[START OF DATA TO PROCESS]

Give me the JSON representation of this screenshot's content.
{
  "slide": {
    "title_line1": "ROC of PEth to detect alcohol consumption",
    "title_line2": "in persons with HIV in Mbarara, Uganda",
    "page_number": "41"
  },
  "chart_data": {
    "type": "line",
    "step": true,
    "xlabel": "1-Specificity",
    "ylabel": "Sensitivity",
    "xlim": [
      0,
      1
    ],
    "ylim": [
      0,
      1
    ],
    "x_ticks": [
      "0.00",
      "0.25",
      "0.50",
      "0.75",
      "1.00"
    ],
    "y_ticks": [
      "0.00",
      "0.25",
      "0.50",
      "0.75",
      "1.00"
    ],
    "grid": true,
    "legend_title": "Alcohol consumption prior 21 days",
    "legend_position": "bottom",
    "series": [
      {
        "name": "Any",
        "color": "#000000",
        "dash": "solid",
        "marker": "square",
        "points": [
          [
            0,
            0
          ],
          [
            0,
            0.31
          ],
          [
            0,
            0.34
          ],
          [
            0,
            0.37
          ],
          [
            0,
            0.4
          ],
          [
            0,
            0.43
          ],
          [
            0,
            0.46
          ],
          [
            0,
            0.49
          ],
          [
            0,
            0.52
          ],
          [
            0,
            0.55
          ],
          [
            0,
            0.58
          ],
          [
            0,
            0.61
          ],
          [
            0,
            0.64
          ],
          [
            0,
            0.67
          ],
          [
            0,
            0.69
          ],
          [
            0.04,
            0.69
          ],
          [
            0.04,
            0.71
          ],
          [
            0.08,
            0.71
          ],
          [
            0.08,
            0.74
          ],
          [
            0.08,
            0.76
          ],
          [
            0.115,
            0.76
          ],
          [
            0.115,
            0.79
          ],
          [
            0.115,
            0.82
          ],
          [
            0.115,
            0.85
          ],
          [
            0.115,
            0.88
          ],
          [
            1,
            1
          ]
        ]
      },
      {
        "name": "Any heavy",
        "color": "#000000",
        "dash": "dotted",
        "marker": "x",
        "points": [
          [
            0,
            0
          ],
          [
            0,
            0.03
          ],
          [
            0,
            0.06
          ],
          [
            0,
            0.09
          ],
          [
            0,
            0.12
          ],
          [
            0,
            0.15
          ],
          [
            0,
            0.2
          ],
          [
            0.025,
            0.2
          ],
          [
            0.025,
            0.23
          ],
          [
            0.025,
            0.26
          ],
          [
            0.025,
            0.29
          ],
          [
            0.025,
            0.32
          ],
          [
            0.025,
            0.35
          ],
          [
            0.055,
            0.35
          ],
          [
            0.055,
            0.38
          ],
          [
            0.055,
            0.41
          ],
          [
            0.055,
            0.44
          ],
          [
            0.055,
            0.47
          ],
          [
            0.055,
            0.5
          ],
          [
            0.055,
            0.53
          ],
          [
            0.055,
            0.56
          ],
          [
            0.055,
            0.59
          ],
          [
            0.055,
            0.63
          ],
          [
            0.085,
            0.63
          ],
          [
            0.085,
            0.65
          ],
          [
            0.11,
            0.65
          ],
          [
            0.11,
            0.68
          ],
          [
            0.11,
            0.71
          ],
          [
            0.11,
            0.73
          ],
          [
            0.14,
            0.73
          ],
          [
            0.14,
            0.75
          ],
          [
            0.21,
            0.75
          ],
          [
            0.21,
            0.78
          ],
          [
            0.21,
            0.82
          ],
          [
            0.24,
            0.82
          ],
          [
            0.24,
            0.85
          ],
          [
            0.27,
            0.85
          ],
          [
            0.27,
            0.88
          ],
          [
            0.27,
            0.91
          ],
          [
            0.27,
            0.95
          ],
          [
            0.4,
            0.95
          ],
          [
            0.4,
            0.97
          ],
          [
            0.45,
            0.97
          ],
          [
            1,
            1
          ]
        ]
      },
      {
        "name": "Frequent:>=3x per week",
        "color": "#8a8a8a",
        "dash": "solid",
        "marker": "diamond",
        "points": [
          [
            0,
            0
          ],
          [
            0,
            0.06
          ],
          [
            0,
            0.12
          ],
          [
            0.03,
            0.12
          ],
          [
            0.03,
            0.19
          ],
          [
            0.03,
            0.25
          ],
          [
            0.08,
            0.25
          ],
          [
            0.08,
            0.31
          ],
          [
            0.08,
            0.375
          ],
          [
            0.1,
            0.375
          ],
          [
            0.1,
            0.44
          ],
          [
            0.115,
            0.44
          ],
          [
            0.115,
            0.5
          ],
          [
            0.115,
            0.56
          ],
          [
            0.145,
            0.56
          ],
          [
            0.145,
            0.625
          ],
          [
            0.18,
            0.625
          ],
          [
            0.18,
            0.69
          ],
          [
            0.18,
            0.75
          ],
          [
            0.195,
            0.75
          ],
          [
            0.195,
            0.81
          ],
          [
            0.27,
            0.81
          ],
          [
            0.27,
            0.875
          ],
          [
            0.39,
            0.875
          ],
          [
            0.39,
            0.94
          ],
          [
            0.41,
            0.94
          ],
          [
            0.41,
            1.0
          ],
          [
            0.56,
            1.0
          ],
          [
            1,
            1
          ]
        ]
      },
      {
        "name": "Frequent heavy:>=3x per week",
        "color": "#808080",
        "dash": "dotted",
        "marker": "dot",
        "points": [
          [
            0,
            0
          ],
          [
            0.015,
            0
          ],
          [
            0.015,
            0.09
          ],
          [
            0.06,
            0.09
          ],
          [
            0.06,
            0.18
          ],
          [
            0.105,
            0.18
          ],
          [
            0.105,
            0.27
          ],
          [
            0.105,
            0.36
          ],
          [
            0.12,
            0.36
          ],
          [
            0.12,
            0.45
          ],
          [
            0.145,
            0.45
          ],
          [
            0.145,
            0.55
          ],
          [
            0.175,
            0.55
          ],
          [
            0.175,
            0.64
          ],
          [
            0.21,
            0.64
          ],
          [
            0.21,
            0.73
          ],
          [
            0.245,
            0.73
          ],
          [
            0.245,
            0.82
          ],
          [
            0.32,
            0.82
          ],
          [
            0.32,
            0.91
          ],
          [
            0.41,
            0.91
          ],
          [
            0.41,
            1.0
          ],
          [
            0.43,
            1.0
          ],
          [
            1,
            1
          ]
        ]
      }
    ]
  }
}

[END OF DATA TO PROCESS]

YOUR GOAL :: Exact output of every entry is required.

SOLUTION TO THIS TASK ::
Give me the JSON representation of this screenshot's content.
{
  "slide": {
    "title_line1": "ROC of PEth to detect alcohol consumption",
    "title_line2": "in persons with HIV in Mbarara, Uganda",
    "page_number": "41"
  },
  "chart_data": {
    "type": "line",
    "step": true,
    "xlabel": "1-Specificity",
    "ylabel": "Sensitivity",
    "xlim": [
      0,
      1
    ],
    "ylim": [
      0,
      1
    ],
    "x_ticks": [
      "0.00",
      "0.25",
      "0.50",
      "0.75",
      "1.00"
    ],
    "y_ticks": [
      "0.00",
      "0.25",
      "0.50",
      "0.75",
      "1.00"
    ],
    "grid": true,
    "legend_title": "Alcohol consumption prior 21 days",
    "legend_position": "bottom",
    "series": [
      {
        "name": "Any",
        "color": "#000000",
        "dash": "solid",
        "marker": "square",
        "points": [
          [
            0,
            0
          ],
          [
            0,
            0.31
          ],
          [
            0,
            0.34
          ],
          [
            0,
            0.37
          ],
          [
            0,
            0.4
          ],
          [
            0,
            0.43
          ],
          [
            0,
            0.46
          ],
          [
            0,
            0.49
          ],
          [
            0,
            0.52
          ],
          [
            0,
            0.55
          ],
          [
            0,
            0.58
          ],
          [
            0,
            0.61
          ],
          [
            0,
            0.64
          ],
          [
            0,
            0.67
          ],
          [
            0,
            0.69
          ],
          [
            0.04,
            0.69
          ],
          [
            0.04,
            0.71
          ],
          [
            0.08,
            0.71
          ],
          [
            0.08,
            0.74
          ],
          [
            0.08,
            0.76
          ],
          [
            0.115,
            0.76
          ],
          [
            0.115,
            0.79
          ],
          [
            0.115,
            0.82
          ],
          [
            0.115,
            0.85
          ],
          [
            0.115,
            0.88
          ],
          [
            1,
            1
          ]
        ]
      },
      {
        "name": "Any heavy",
        "color": "#000000",
        "dash": "dotted",
        "marker": "x",
        "points": [
          [
            0,
            0
          ],
          [
            0,
            0.03
          ],
          [
            0,
            0.06
          ],
          [
            0,
            0.09
          ],
          [
            0,
            0.12
          ],
          [
            0,
            0.15
          ],
          [
            0,
            0.2
          ],
          [
            0.025,
            0.2
          ],
          [
            0.025,
            0.23
          ],
          [
            0.025,
            0.26
          ],
          [
            0.025,
            0.29
          ],
          [
            0.025,
            0.32
          ],
          [
            0.025,
            0.35
          ],
          [
            0.055,
            0.35
          ],
          [
            0.055,
            0.38
          ],
          [
            0.055,
            0.41
          ],
          [
            0.055,
            0.44
          ],
          [
            0.055,
            0.47
          ],
          [
            0.055,
            0.5
          ],
          [
            0.055,
            0.53
          ],
          [
            0.055,
            0.56
          ],
          [
            0.055,
            0.59
          ],
          [
            0.055,
            0.63
          ],
          [
            0.085,
            0.63
          ],
          [
            0.085,
            0.65
          ],
          [
            0.11,
            0.65
          ],
          [
            0.11,
            0.68
          ],
          [
            0.11,
            0.71
          ],
          [
            0.11,
            0.73
          ],
          [
            0.14,
            0.73
          ],
          [
            0.14,
            0.75
          ],
          [
            0.21,
            0.75
          ],
          [
            0.21,
            0.78
          ],
          [
            0.21,
            0.82
          ],
          [
            0.24,
            0.82
          ],
          [
            0.24,
            0.85
          ],
          [
            0.27,
            0.85
          ],
          [
            0.27,
            0.88
          ],
          [
            0.27,
            0.91
          ],
          [
            0.27,
            0.95
          ],
          [
            0.4,
            0.95
          ],
          [
            0.4,
            0.97
          ],
          [
            0.45,
            0.97
          ],
          [
            1,
            1
          ]
        ]
      },
      {
        "name": "Frequent:>=3x per week",
        "color": "#8a8a8a",
        "dash": "solid",
        "marker": "diamond",
        "points": [
          [
            0,
            0
          ],
          [
            0,
            0.06
          ],
          [
            0,
            0.12
          ],
          [
            0.03,
            0.12
          ],
          [
            0.03,
            0.19
          ],
          [
            0.03,
            0.25
          ],
          [
            0.08,
            0.25
          ],
          [
            0.08,
            0.31
          ],
          [
            0.08,
            0.375
          ],
          [
            0.1,
            0.375
          ],
          [
            0.1,
            0.44
          ],
          [
            0.115,
            0.44
          ],
          [
            0.115,
            0.5
          ],
          [
            0.115,
            0.56
          ],
          [
            0.145,
            0.56
          ],
          [
            0.145,
            0.625
          ],
          [
            0.18,
            0.625
          ],
          [
            0.18,
            0.69
          ],
          [
            0.18,
            0.75
          ],
          [
            0.195,
            0.75
          ],
          [
            0.195,
            0.81
          ],
          [
            0.27,
            0.81
          ],
          [
            0.27,
            0.875
          ],
          [
            0.39,
            0.875
          ],
          [
            0.39,
            0.94
          ],
          [
            0.41,
            0.94
          ],
          [
            0.41,
            1.0
          ],
          [
            0.56,
            1.0
          ],
          [
            1,
            1
          ]
        ]
      },
      {
        "name": "Frequent heavy:>=3x per week",
        "color": "#808080",
        "dash": "dotted",
        "marker": "dot",
        "points": [
          [
            0,
            0
          ],
          [
            0.015,
            0
          ],
          [
            0.015,
            0.09
          ],
          [
            0.06,
            0.09
          ],
          [
            0.06,
            0.18
          ],
          [
            0.105,
            0.18
          ],
          [
            0.105,
            0.27
          ],
          [
            0.105,
            0.36
          ],
          [
            0.12,
            0.36
          ],
          [
            0.12,
            0.45
          ],
          [
            0.145,
            0.45
          ],
          [
            0.145,
            0.55
          ],
          [
            0.175,
            0.55
          ],
          [
            0.175,
            0.64
          ],
          [
            0.21,
            0.64
          ],
          [
            0.21,
            0.73
          ],
          [
            0.245,
            0.73
          ],
          [
            0.245,
            0.82
          ],
          [
            0.32,
            0.82
          ],
          [
            0.32,
            0.91
          ],
          [
            0.41,
            0.91
          ],
          [
            0.41,
            1.0
          ],
          [
            0.43,
            1.0
          ],
          [
            1,
            1
          ]
        ]
      }
    ]
  }
}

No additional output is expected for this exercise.